### Directions
Print all of the data exactly.

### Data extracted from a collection

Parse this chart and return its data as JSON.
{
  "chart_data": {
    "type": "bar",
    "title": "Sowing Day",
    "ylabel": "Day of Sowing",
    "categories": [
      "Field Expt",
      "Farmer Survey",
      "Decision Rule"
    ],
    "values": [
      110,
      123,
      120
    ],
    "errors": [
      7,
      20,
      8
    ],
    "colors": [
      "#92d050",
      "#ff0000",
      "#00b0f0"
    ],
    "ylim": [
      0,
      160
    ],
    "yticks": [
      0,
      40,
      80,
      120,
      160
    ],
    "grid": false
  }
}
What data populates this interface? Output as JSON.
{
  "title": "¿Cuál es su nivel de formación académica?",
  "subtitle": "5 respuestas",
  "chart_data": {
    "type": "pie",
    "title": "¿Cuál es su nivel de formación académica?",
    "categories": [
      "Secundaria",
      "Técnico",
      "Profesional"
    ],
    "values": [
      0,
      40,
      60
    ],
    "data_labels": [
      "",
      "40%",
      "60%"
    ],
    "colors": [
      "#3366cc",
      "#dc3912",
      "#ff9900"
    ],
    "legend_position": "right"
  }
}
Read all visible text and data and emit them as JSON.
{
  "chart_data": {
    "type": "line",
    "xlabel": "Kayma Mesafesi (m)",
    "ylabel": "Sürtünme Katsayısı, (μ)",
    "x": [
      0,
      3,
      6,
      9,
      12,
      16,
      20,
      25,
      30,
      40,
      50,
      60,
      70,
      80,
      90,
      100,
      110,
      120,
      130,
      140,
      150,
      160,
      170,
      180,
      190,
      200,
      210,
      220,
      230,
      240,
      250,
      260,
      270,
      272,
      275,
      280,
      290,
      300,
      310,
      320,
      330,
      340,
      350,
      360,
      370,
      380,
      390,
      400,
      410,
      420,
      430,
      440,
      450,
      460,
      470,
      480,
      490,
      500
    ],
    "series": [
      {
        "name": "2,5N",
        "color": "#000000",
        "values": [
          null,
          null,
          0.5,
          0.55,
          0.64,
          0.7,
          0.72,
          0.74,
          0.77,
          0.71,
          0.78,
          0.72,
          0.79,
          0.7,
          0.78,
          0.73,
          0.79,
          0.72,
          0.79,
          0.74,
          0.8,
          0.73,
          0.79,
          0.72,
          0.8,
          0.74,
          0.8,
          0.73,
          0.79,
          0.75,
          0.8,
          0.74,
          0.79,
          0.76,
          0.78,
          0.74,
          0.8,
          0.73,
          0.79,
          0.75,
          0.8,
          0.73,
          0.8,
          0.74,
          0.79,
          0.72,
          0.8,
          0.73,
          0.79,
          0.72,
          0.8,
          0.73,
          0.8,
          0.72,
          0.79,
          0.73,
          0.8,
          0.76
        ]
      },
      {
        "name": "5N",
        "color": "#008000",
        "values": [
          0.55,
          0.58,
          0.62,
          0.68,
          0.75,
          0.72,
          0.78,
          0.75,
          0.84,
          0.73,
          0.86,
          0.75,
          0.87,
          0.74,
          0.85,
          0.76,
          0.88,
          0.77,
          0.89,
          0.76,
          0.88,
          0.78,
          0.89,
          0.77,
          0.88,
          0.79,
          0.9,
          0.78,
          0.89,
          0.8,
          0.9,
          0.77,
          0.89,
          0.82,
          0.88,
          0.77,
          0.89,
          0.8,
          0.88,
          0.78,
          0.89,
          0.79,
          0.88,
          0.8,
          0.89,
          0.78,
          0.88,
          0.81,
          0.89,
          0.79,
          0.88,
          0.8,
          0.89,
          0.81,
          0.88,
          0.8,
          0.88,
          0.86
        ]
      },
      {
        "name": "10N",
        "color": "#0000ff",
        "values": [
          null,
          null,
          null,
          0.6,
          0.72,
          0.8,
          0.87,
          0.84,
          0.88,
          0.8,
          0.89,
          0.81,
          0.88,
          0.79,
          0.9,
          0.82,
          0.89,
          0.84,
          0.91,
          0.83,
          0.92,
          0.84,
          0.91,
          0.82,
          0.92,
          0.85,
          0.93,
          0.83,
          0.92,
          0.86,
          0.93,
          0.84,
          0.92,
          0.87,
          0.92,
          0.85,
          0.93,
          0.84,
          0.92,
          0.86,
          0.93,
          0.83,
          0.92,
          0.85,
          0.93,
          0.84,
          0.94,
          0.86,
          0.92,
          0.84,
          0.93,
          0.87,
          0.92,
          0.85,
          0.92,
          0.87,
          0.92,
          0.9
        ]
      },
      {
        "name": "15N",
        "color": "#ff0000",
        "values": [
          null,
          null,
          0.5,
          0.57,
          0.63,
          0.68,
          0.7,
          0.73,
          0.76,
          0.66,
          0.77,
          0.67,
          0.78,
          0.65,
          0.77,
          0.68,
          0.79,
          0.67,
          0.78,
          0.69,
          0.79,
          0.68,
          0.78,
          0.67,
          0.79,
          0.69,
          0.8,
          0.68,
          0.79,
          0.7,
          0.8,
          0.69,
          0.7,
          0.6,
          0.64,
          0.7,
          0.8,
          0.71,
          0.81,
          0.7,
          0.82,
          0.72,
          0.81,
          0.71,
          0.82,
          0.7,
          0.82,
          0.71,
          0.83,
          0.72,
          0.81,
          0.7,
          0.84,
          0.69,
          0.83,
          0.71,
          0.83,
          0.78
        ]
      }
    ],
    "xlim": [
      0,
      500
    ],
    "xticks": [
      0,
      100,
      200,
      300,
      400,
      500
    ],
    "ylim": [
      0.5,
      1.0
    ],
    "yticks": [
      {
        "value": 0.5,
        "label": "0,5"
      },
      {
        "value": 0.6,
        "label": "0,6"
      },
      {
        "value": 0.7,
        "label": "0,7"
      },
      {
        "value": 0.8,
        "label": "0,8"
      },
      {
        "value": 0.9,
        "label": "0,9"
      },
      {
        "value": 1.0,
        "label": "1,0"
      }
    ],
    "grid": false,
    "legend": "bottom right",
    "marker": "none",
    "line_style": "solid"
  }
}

### Response to this task
Parse this chart and return its data as JSON.
{
  "chart_data": {
    "type": "bar",
    "title": "Sowing Day",
    "ylabel": "Day of Sowing",
    "categories": [
      "Field Expt",
      "Farmer Survey",
      "Decision Rule"
    ],
    "values": [
      110,
      123,
      120
    ],
    "errors": [
      7,
      20,
      8
    ],
    "colors": [
      "#92d050",
      "#ff0000",
      "#00b0f0"
    ],
    "ylim": [
      0,
      160
    ],
    "yticks": [
      0,
      40,
      80,
      120,
      160
    ],
    "grid": false
  }
}
What data populates this interface? Output as JSON.
{
  "title": "¿Cuál es su nivel de formación académica?",
  "subtitle": "5 respuestas",
  "chart_data": {
    "type": "pie",
    "title": "¿Cuál es su nivel de formación académica?",
    "categories": [
      "Secundaria",
      "Técnico",
      "Profesional"
    ],
    "values": [
      0,
      40,
      60
    ],
    "data_labels": [
      "",
      "40%",
      "60%"
    ],
    "colors": [
      "#3366cc",
      "#dc3912",
      "#ff9900"
    ],
    "legend_position": "right"
  }
}
Read all visible text and data and emit them as JSON.
{
  "chart_data": {
    "type": "line",
    "xlabel": "Kayma Mesafesi (m)",
    "ylabel": "Sürtünme Katsayısı, (μ)",
    "x": [
      0,
      3,
      6,
      9,
      12,
      16,
      20,
      25,
      30,
      40,
      50,
      60,
      70,
      80,
      90,
      100,
      110,
      120,
      130,
      140,
      150,
      160,
      170,
      180,
      190,
      200,
      210,
      220,
      230,
      240,
      250,
      260,
      270,
      272,
      275,
      280,
      290,
      300,
      310,
      320,
      330,
      340,
      350,
      360,
      370,
      380,
      390,
      400,
      410,
      420,
      430,
      440,
      450,
      460,
      470,
      480,
      490,
      500
    ],
    "series": [
      {
        "name": "2,5N",
        "color": "#000000",
        "values": [
          null,
          null,
          0.5,
          0.55,
          0.64,
          0.7,
          0.72,
          0.74,
          0.77,
          0.71,
          0.78,
          0.72,
          0.79,
          0.7,
          0.78,
          0.73,
          0.79,
          0.72,
          0.79,
          0.74,
          0.8,
          0.73,
          0.79,
          0.72,
          0.8,
          0.74,
          0.8,
          0.73,
          0.79,
          0.75,
          0.8,
          0.74,
          0.79,
          0.76,
          0.78,
          0.74,
          0.8,
          0.73,
          0.79,
          0.75,
          0.8,
          0.73,
          0.8,
          0.74,
          0.79,
          0.72,
          0.8,
          0.73,
          0.79,
          0.72,
          0.8,
          0.73,
          0.8,
          0.72,
          0.79,
          0.73,
          0.8,
          0.76
        ]
      },
      {
        "name": "5N",
        "color": "#008000",
        "values": [
          0.55,
          0.58,
          0.62,
          0.68,
          0.75,
          0.72,
          0.78,
          0.75,
          0.84,
          0.73,
          0.86,
          0.75,
          0.87,
          0.74,
          0.85,
          0.76,
          0.88,
          0.77,
          0.89,
          0.76,
          0.88,
          0.78,
          0.89,
          0.77,
          0.88,
          0.79,
          0.9,
          0.78,
          0.89,
          0.8,
          0.9,
          0.77,
          0.89,
          0.82,
          0.88,
          0.77,
          0.89,
          0.8,
          0.88,
          0.78,
          0.89,
          0.79,
          0.88,
          0.8,
          0.89,
          0.78,
          0.88,
          0.81,
          0.89,
          0.79,
          0.88,
          0.8,
          0.89,
          0.81,
          0.88,
          0.8,
          0.88,
          0.86
        ]
      },
      {
        "name": "10N",
        "color": "#0000ff",
        "values": [
          null,
          null,
          null,
          0.6,
          0.72,
          0.8,
          0.87,
          0.84,
          0.88,
          0.8,
          0.89,
          0.81,
          0.88,
          0.79,
          0.9,
          0.82,
          0.89,
          0.84,
          0.91,
          0.83,
          0.92,
          0.84,
          0.91,
          0.82,
          0.92,
          0.85,
          0.93,
          0.83,
          0.92,
          0.86,
          0.93,
          0.84,
          0.92,
          0.87,
          0.92,
          0.85,
          0.93,
          0.84,
          0.92,
          0.86,
          0.93,
          0.83,
          0.92,
          0.85,
          0.93,
          0.84,
          0.94,
          0.86,
          0.92,
          0.84,
          0.93,
          0.87,
          0.92,
          0.85,
          0.92,
          0.87,
          0.92,
          0.9
        ]
      },
      {
        "name": "15N",
        "color": "#ff0000",
        "values": [
          null,
          null,
          0.5,
          0.57,
          0.63,
          0.68,
          0.7,
          0.73,
          0.76,
          0.66,
          0.77,
          0.67,
          0.78,
          0.65,
          0.77,
          0.68,
          0.79,
          0.67,
          0.78,
          0.69,
          0.79,
          0.68,
          0.78,
          0.67,
          0.79,
          0.69,
          0.8,
          0.68,
          0.79,
          0.7,
          0.8,
          0.69,
          0.7,
          0.6,
          0.64,
          0.7,
          0.8,
          0.71,
          0.81,
          0.7,
          0.82,
          0.72,
          0.81,
          0.71,
          0.82,
          0.7,
          0.82,
          0.71,
          0.83,
          0.72,
          0.81,
          0.7,
          0.84,
          0.69,
          0.83,
          0.71,
          0.83,
          0.78
        ]
      }
    ],
    "xlim": [
      0,
      500
    ],
    "xticks": [
      0,
      100,
      200,
      300,
      400,
      500
    ],
    "ylim": [
      0.5,
      1.0
    ],
    "yticks": [
      {
        "value": 0.5,
        "label": "0,5"
      },
      {
        "value": 0.6,
        "label": "0,6"
      },
      {
        "value": 0.7,
        "label": "0,7"
      },
      {
        "value": 0.8,
        "label": "0,8"
      },
      {
        "value": 0.9,
        "label": "0,9"
      },
      {
        "value": 1.0,
        "label": "1,0"
      }
    ],
    "grid": false,
    "legend": "bottom right",
    "marker": "none",
    "line_style": "solid"
  }
}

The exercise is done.